> **The task**
Copy every line of the data that contains the string "text".

> **Dataset extract**
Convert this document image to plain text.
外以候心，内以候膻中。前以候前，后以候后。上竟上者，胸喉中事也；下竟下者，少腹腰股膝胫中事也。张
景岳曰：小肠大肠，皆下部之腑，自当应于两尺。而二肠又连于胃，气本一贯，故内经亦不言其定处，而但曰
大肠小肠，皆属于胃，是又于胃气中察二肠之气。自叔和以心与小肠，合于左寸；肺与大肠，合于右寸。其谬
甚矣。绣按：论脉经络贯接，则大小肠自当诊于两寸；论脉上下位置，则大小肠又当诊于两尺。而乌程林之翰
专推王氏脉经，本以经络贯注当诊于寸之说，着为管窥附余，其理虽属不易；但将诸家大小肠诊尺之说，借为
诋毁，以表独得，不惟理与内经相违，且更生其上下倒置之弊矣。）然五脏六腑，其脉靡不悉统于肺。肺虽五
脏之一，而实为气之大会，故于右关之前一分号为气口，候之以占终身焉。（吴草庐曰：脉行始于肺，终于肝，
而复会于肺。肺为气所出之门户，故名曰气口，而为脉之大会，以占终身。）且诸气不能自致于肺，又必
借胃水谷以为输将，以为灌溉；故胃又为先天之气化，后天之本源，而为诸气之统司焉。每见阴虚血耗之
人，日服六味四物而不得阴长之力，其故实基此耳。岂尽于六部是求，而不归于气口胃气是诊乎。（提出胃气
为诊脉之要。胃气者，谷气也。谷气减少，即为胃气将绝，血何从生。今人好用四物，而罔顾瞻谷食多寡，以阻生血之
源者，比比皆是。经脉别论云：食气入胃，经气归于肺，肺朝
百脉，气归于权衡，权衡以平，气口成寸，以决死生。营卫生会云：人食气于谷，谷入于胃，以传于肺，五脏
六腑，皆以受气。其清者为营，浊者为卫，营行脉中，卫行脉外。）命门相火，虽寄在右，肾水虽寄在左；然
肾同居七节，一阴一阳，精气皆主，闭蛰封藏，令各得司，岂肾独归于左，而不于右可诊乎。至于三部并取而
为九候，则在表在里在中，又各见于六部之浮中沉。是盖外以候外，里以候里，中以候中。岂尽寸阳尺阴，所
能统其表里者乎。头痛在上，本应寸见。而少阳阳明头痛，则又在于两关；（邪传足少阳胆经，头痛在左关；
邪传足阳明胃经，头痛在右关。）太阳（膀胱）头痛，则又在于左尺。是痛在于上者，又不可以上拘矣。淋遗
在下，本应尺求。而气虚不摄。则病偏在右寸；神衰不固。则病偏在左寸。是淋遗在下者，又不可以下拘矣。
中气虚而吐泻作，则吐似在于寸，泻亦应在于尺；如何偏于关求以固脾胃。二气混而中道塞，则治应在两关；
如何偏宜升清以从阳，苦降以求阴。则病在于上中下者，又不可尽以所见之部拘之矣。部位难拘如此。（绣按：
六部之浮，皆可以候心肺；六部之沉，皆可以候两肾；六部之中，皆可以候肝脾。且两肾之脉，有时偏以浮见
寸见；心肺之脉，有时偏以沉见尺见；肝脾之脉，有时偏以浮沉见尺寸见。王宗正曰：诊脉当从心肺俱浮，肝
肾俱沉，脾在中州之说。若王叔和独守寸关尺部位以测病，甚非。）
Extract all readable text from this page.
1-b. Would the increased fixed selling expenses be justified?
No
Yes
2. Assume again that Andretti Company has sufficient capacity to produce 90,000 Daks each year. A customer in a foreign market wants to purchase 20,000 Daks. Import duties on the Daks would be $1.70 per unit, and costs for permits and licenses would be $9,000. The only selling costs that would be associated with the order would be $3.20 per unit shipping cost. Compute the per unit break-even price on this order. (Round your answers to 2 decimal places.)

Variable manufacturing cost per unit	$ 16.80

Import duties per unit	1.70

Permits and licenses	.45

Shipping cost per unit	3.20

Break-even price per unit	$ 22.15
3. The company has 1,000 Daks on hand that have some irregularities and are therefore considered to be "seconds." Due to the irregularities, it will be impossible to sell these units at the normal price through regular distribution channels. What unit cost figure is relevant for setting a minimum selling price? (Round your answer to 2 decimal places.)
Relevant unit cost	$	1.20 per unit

> **Response for this exercise**
Convert this document image to plain text.
Extract all readable text from this page.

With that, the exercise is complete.